*WHAT TO PRODUCE:*
Copy each line below that contains "Pitch".

*DATA FOR THE TASK:*
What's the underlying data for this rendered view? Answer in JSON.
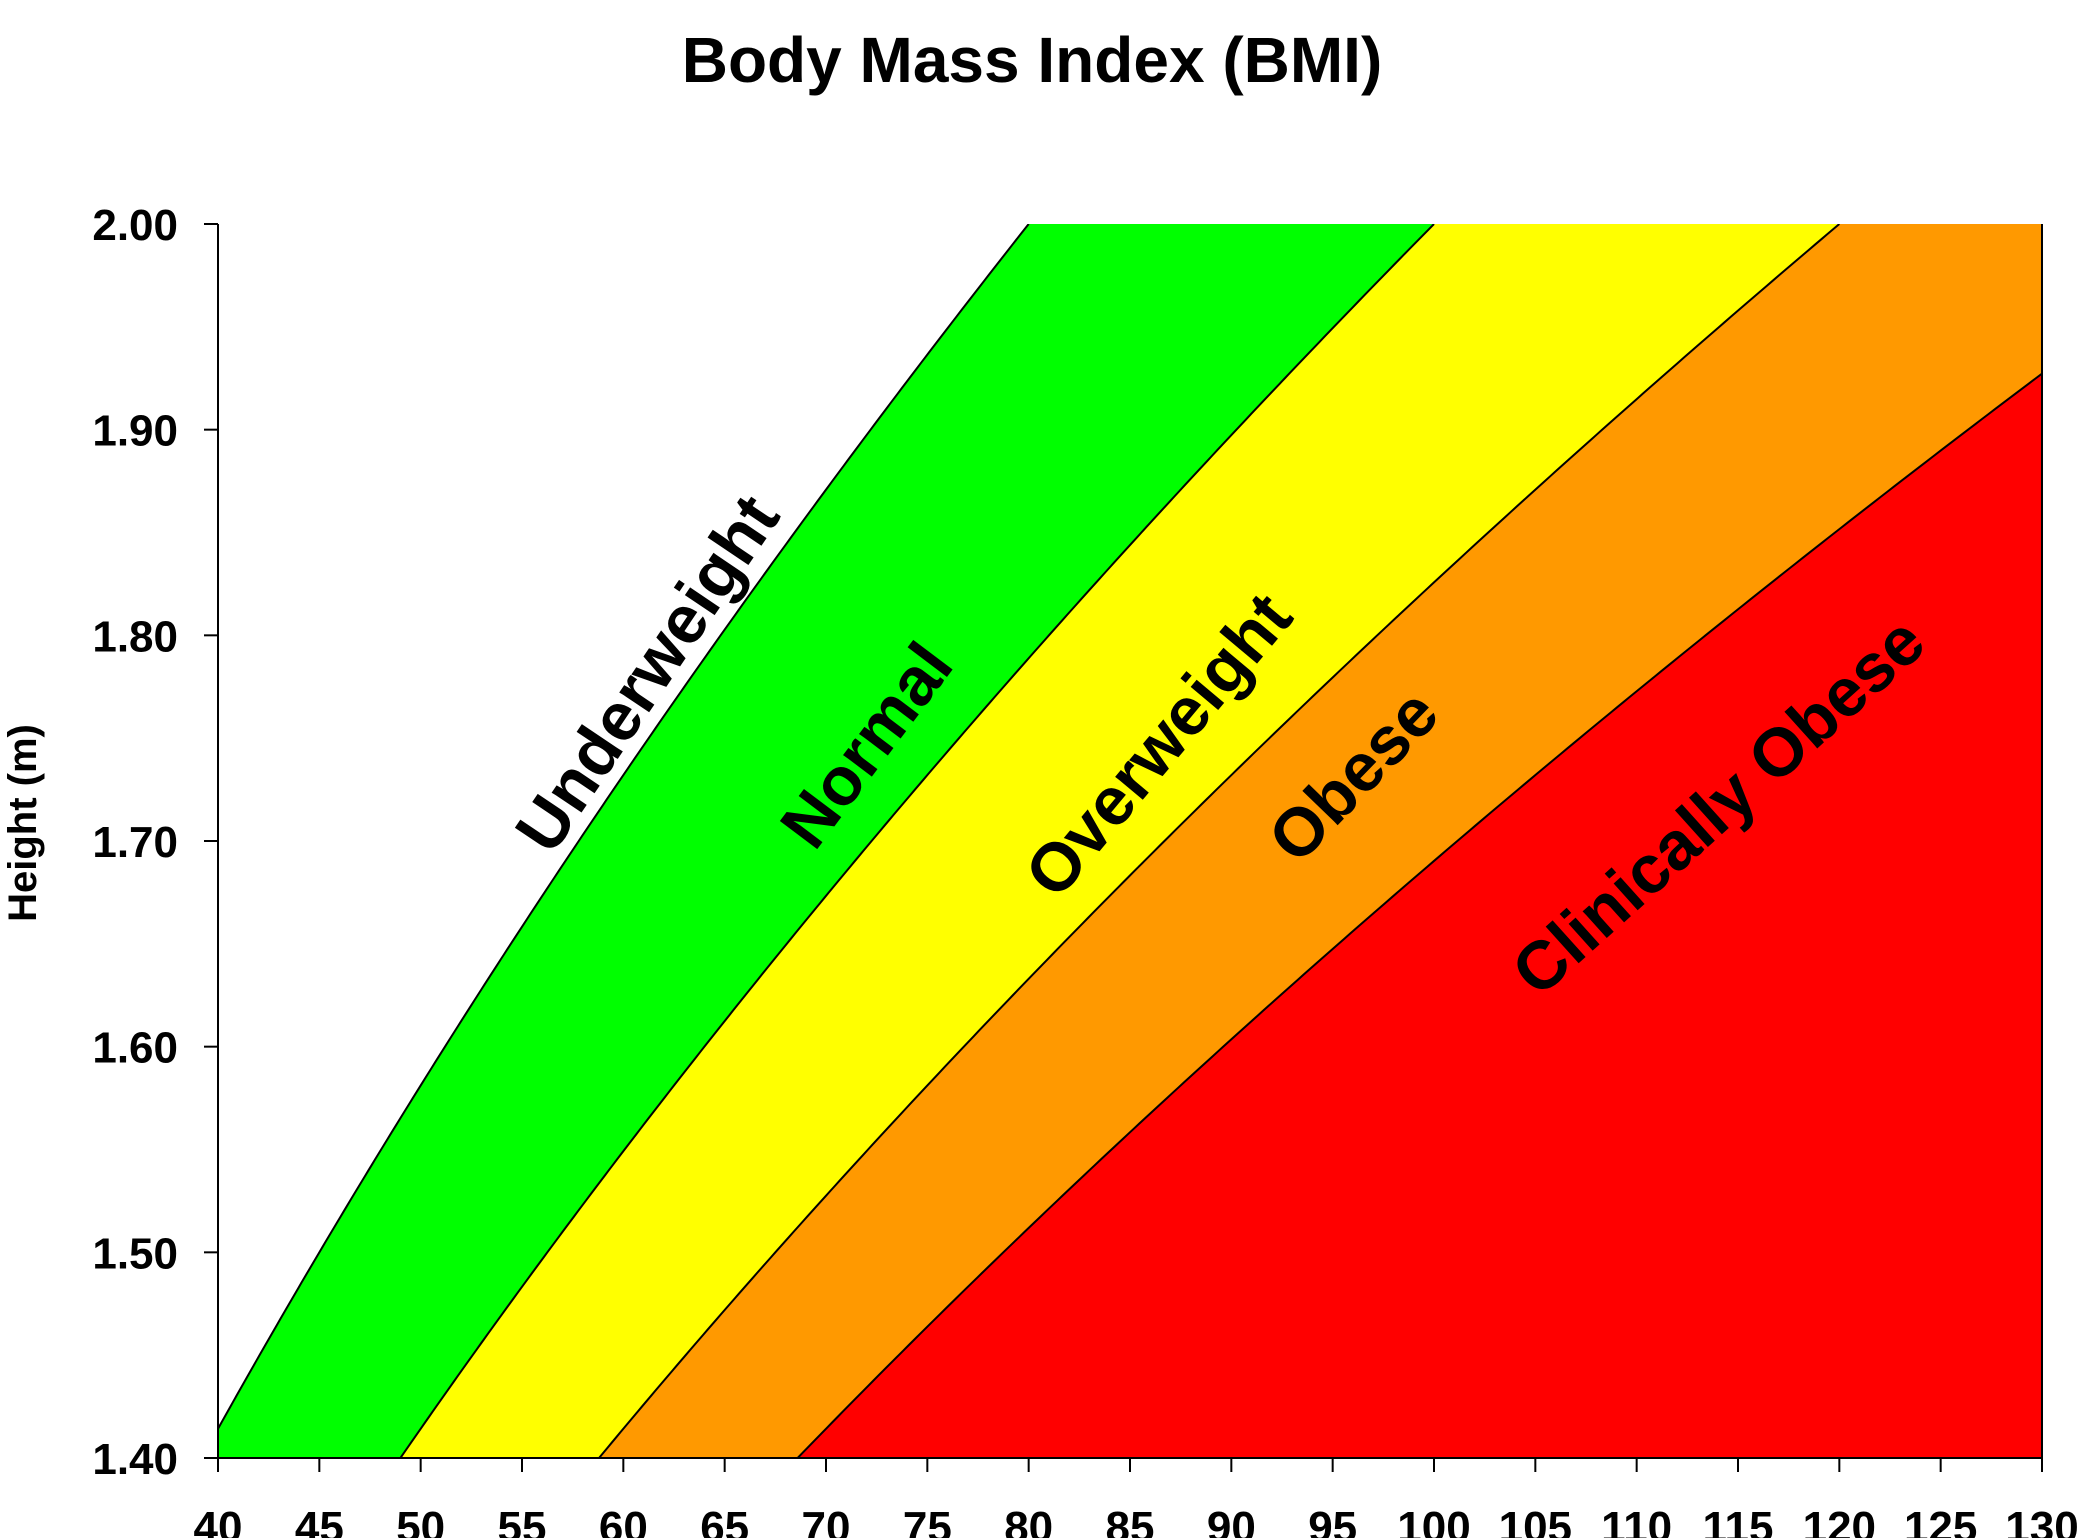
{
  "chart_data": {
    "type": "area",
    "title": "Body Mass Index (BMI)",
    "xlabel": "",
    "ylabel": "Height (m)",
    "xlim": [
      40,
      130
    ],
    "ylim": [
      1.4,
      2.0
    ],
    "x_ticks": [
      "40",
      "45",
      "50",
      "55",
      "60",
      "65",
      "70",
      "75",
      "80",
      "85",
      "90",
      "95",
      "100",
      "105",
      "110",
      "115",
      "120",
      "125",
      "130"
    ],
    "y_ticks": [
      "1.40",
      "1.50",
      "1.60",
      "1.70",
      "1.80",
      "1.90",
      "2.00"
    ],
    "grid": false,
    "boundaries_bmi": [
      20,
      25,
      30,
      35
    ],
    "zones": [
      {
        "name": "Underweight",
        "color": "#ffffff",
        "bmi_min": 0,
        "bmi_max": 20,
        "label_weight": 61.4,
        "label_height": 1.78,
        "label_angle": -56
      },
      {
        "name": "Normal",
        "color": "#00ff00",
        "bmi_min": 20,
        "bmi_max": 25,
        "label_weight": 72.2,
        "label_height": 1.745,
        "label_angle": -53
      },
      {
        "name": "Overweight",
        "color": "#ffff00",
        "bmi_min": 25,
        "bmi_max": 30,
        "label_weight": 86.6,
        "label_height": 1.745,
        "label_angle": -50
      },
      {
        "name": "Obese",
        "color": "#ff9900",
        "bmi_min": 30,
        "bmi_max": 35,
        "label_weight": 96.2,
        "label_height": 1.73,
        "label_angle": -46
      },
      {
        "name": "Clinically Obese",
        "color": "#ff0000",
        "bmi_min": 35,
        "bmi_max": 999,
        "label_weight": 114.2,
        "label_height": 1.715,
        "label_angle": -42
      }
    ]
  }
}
==
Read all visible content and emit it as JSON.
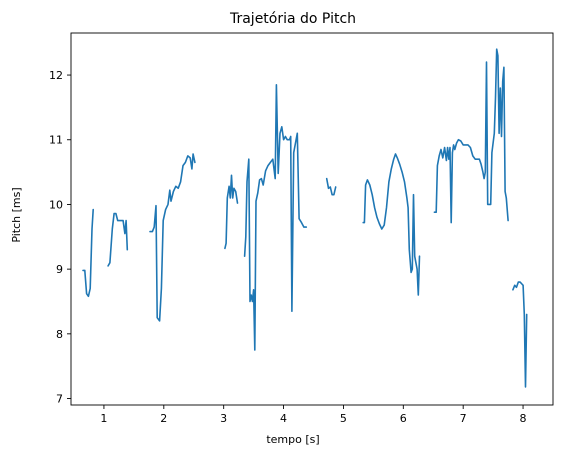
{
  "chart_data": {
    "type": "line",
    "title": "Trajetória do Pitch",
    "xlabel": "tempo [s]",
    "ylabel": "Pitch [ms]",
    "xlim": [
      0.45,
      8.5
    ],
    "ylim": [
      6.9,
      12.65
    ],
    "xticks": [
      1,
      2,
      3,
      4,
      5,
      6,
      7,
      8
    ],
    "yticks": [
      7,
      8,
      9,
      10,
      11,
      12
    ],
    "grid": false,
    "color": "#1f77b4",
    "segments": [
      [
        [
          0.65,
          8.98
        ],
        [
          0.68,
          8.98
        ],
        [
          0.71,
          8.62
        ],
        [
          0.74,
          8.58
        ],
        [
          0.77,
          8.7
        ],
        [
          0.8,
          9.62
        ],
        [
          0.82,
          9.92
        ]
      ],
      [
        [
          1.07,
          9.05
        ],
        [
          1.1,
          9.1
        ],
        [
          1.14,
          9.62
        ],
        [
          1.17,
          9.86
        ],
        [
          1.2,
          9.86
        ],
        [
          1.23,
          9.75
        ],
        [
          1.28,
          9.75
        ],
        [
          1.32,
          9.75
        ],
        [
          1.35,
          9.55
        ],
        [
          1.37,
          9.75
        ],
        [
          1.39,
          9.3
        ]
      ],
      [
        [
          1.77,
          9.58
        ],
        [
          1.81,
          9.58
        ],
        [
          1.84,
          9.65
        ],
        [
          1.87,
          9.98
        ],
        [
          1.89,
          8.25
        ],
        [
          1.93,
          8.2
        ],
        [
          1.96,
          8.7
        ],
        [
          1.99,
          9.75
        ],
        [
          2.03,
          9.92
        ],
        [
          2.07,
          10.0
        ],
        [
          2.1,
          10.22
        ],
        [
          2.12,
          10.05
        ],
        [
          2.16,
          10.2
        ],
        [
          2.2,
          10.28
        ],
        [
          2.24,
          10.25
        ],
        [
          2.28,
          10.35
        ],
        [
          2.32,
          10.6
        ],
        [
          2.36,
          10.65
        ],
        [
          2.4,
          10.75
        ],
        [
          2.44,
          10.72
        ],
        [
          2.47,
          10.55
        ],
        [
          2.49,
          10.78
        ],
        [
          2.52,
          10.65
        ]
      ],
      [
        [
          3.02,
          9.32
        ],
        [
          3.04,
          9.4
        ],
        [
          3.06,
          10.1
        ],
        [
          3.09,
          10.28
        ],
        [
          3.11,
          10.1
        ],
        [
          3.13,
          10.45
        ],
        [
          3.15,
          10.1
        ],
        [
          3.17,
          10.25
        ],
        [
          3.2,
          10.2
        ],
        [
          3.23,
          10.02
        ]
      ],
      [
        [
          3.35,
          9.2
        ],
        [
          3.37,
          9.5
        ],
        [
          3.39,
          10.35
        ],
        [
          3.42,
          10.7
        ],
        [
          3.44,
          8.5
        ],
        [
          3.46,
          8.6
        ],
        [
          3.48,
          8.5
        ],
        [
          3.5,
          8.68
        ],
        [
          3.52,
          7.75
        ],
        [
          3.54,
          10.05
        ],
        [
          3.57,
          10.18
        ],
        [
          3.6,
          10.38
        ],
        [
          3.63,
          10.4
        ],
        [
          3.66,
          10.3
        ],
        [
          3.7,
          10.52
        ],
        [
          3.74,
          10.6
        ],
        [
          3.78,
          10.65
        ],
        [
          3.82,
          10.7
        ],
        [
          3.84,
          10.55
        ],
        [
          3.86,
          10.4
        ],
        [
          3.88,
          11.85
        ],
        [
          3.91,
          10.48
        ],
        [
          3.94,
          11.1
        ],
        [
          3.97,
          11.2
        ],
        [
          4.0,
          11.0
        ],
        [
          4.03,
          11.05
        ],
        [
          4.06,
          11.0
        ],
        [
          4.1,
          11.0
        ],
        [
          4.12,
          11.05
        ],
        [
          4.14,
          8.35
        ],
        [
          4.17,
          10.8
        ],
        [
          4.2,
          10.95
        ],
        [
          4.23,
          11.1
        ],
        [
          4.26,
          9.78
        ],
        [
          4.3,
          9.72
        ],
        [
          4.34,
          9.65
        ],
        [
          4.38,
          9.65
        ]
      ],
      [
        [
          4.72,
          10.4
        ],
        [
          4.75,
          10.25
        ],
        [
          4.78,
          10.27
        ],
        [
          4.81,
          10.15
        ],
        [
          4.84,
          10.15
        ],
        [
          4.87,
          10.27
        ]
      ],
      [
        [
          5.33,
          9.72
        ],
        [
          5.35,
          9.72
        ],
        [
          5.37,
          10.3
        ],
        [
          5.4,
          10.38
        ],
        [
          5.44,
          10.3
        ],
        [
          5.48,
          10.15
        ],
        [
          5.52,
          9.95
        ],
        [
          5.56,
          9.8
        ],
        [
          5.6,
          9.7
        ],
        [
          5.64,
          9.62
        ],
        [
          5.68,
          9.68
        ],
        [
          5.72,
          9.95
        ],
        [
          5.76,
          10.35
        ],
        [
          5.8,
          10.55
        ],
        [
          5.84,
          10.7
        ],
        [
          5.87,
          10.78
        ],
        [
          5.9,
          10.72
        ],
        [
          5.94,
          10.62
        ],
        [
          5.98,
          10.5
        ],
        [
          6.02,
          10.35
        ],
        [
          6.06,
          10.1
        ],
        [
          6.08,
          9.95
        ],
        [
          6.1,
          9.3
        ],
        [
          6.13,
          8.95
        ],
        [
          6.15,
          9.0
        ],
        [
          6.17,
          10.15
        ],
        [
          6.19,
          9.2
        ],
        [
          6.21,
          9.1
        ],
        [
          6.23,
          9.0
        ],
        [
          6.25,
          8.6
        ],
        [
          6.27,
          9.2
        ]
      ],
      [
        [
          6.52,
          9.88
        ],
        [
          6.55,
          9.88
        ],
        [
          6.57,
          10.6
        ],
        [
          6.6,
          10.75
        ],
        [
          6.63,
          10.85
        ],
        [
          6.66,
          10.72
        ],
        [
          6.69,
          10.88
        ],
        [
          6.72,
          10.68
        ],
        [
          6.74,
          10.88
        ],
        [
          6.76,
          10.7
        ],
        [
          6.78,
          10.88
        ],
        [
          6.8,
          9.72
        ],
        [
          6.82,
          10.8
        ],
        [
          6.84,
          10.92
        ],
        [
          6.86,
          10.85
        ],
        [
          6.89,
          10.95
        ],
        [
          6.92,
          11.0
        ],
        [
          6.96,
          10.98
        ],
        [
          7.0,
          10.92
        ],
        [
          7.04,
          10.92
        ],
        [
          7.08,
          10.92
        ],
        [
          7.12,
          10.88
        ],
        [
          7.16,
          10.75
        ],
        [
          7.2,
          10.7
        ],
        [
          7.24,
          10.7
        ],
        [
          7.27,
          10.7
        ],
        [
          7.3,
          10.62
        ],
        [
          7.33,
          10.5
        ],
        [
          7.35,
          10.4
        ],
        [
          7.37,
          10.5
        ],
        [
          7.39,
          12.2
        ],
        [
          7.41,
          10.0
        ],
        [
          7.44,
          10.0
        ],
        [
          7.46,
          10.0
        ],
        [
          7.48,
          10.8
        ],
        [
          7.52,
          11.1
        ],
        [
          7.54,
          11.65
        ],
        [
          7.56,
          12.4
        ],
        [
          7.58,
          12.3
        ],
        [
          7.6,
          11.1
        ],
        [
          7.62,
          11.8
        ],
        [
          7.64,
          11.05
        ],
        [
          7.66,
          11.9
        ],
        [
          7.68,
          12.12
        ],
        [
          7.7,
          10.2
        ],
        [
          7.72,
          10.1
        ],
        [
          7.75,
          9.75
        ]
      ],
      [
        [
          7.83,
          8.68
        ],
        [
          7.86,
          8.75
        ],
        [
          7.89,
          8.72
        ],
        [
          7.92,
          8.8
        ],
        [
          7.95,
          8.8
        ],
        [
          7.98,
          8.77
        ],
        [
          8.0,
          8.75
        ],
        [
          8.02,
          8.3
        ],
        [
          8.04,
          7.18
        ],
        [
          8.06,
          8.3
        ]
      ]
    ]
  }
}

*FINAL ANSWER:*
    "title": "Trajetória do Pitch",
    "ylabel": "Pitch [ms]",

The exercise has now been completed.